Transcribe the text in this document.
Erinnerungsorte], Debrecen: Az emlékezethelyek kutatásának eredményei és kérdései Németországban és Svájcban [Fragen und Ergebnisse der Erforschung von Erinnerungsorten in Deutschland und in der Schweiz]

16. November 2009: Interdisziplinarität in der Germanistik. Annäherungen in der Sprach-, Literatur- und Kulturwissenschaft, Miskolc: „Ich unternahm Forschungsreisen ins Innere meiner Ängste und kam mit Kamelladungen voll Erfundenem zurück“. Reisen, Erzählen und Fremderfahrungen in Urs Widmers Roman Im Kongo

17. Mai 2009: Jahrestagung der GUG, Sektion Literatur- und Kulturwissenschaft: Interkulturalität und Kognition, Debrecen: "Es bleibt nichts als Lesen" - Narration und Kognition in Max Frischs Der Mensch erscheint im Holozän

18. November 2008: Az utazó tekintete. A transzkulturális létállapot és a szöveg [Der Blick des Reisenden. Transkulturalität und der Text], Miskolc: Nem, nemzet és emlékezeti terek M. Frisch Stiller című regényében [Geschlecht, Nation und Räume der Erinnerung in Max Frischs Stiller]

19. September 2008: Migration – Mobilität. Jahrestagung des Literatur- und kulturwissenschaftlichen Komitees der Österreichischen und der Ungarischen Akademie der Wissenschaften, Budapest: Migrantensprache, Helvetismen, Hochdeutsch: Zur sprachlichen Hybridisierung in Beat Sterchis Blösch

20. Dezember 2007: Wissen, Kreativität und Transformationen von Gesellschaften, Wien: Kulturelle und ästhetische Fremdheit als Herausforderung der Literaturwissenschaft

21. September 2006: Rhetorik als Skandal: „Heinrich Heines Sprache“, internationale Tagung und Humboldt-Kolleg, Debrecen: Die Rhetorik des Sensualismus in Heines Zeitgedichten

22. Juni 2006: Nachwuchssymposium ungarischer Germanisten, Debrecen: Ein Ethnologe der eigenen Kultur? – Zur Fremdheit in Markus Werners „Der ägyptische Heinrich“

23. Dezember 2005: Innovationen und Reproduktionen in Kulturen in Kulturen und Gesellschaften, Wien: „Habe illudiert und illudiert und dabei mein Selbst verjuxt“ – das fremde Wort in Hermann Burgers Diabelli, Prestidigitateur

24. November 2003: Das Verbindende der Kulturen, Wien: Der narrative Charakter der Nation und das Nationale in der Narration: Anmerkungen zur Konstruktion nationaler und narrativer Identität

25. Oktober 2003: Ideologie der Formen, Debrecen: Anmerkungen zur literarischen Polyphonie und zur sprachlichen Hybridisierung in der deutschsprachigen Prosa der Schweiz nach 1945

---

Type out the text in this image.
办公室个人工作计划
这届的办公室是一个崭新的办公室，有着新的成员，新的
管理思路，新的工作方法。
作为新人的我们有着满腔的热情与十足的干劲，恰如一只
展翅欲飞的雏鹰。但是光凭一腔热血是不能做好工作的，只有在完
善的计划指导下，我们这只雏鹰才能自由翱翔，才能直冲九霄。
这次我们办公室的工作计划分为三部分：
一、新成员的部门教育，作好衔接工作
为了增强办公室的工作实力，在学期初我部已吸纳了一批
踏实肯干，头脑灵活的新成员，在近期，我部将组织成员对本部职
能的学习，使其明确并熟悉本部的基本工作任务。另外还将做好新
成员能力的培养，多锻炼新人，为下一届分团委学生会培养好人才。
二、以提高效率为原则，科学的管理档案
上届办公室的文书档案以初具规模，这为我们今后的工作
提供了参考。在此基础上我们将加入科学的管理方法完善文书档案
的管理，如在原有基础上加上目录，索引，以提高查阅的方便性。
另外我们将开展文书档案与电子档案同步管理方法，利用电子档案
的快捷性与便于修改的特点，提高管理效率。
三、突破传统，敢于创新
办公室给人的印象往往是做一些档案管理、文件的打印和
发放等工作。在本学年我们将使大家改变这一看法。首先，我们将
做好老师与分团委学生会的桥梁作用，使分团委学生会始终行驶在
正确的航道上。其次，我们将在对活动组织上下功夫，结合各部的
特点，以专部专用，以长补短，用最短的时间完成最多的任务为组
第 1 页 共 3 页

• TO DO: Lines that hold the word "Kulturen" are the ones to return, every one of them.

• THE SOLUTION:
23. Dezember 2005: Innovationen und Reproduktionen in Kulturen in Kulturen und Gesellschaften, Wien: „Habe illudiert und illudiert und dabei mein Selbst verjuxt“ – das fremde Wort in Hermann Burgers Diabelli, Prestidigitateur
24. November 2003: Das Verbindende der Kulturen, Wien: Der narrative Charakter der Nation und das Nationale in der Narration: Anmerkungen zur Konstruktion nationaler und narrativer Identität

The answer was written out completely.